• THE TASK
Write out every entry word for word.

(Entries from a dataset)
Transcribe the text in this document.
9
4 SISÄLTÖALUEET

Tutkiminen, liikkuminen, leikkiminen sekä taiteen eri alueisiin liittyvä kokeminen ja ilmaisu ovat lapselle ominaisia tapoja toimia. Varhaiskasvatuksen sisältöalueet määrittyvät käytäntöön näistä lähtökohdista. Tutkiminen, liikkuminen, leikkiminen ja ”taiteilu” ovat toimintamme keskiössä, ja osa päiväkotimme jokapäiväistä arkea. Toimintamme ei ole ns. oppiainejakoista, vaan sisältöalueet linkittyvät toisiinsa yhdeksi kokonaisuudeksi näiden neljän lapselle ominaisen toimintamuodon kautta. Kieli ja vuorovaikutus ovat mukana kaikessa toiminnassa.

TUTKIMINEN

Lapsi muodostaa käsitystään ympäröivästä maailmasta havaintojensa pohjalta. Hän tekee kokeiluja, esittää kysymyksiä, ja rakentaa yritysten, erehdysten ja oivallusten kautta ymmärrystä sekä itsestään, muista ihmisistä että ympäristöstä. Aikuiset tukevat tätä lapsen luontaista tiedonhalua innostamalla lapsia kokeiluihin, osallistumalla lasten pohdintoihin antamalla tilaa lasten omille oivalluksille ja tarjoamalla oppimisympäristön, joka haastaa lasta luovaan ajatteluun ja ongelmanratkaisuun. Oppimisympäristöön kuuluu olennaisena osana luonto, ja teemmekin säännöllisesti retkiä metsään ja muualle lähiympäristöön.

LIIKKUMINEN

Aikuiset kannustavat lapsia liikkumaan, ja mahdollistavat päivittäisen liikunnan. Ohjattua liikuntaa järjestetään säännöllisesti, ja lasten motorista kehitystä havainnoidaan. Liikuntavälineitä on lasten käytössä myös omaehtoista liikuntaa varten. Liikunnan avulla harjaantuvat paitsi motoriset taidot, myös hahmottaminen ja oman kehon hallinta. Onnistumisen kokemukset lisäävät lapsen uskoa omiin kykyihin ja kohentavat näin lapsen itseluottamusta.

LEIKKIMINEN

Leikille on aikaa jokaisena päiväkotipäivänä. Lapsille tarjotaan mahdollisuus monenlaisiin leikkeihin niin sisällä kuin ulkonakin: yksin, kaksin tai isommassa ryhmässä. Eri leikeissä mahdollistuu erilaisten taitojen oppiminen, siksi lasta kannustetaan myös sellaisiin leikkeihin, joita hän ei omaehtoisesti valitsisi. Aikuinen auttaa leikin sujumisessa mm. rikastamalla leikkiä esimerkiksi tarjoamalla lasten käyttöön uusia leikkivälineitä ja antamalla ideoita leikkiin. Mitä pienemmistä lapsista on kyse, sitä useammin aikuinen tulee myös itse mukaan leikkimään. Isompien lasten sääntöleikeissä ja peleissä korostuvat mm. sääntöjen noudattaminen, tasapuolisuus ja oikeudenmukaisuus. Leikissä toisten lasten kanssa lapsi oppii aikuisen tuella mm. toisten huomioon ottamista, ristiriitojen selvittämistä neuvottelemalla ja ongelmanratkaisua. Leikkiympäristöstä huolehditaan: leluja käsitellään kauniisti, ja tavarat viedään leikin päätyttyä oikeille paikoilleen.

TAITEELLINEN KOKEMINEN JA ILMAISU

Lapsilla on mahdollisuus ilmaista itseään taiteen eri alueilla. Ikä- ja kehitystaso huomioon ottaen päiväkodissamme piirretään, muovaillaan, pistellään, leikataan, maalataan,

• CORRECT ANSWER
Transcribe the text in this document.
9
4 SISÄLTÖALUEET

Tutkiminen, liikkuminen, leikkiminen sekä taiteen eri alueisiin liittyvä kokeminen ja ilmaisu ovat lapselle ominaisia tapoja toimia. Varhaiskasvatuksen sisältöalueet määrittyvät käytäntöön näistä lähtökohdista. Tutkiminen, liikkuminen, leikkiminen ja ”taiteilu” ovat toimintamme keskiössä, ja osa päiväkotimme jokapäiväistä arkea. Toimintamme ei ole ns. oppiainejakoista, vaan sisältöalueet linkittyvät toisiinsa yhdeksi kokonaisuudeksi näiden neljän lapselle ominaisen toimintamuodon kautta. Kieli ja vuorovaikutus ovat mukana kaikessa toiminnassa.

TUTKIMINEN

Lapsi muodostaa käsitystään ympäröivästä maailmasta havaintojensa pohjalta. Hän tekee kokeiluja, esittää kysymyksiä, ja rakentaa yritysten, erehdysten ja oivallusten kautta ymmärrystä sekä itsestään, muista ihmisistä että ympäristöstä. Aikuiset tukevat tätä lapsen luontaista tiedonhalua innostamalla lapsia kokeiluihin, osallistumalla lasten pohdintoihin antamalla tilaa lasten omille oivalluksille ja tarjoamalla oppimisympäristön, joka haastaa lasta luovaan ajatteluun ja ongelmanratkaisuun. Oppimisympäristöön kuuluu olennaisena osana luonto, ja teemmekin säännöllisesti retkiä metsään ja muualle lähiympäristöön.

LIIKKUMINEN

Aikuiset kannustavat lapsia liikkumaan, ja mahdollistavat päivittäisen liikunnan. Ohjattua liikuntaa järjestetään säännöllisesti, ja lasten motorista kehitystä havainnoidaan. Liikuntavälineitä on lasten käytössä myös omaehtoista liikuntaa varten. Liikunnan avulla harjaantuvat paitsi motoriset taidot, myös hahmottaminen ja oman kehon hallinta. Onnistumisen kokemukset lisäävät lapsen uskoa omiin kykyihin ja kohentavat näin lapsen itseluottamusta.

LEIKKIMINEN

Leikille on aikaa jokaisena päiväkotipäivänä. Lapsille tarjotaan mahdollisuus monenlaisiin leikkeihin niin sisällä kuin ulkonakin: yksin, kaksin tai isommassa ryhmässä. Eri leikeissä mahdollistuu erilaisten taitojen oppiminen, siksi lasta kannustetaan myös sellaisiin leikkeihin, joita hän ei omaehtoisesti valitsisi. Aikuinen auttaa leikin sujumisessa mm. rikastamalla leikkiä esimerkiksi tarjoamalla lasten käyttöön uusia leikkivälineitä ja antamalla ideoita leikkiin. Mitä pienemmistä lapsista on kyse, sitä useammin aikuinen tulee myös itse mukaan leikkimään. Isompien lasten sääntöleikeissä ja peleissä korostuvat mm. sääntöjen noudattaminen, tasapuolisuus ja oikeudenmukaisuus. Leikissä toisten lasten kanssa lapsi oppii aikuisen tuella mm. toisten huomioon ottamista, ristiriitojen selvittämistä neuvottelemalla ja ongelmanratkaisua. Leikkiympäristöstä huolehditaan: leluja käsitellään kauniisti, ja tavarat viedään leikin päätyttyä oikeille paikoilleen.

TAITEELLINEN KOKEMINEN JA ILMAISU

Lapsilla on mahdollisuus ilmaista itseään taiteen eri alueilla. Ikä- ja kehitystaso huomioon ottaen päiväkodissamme piirretään, muovaillaan, pistellään, leikataan, maalataan,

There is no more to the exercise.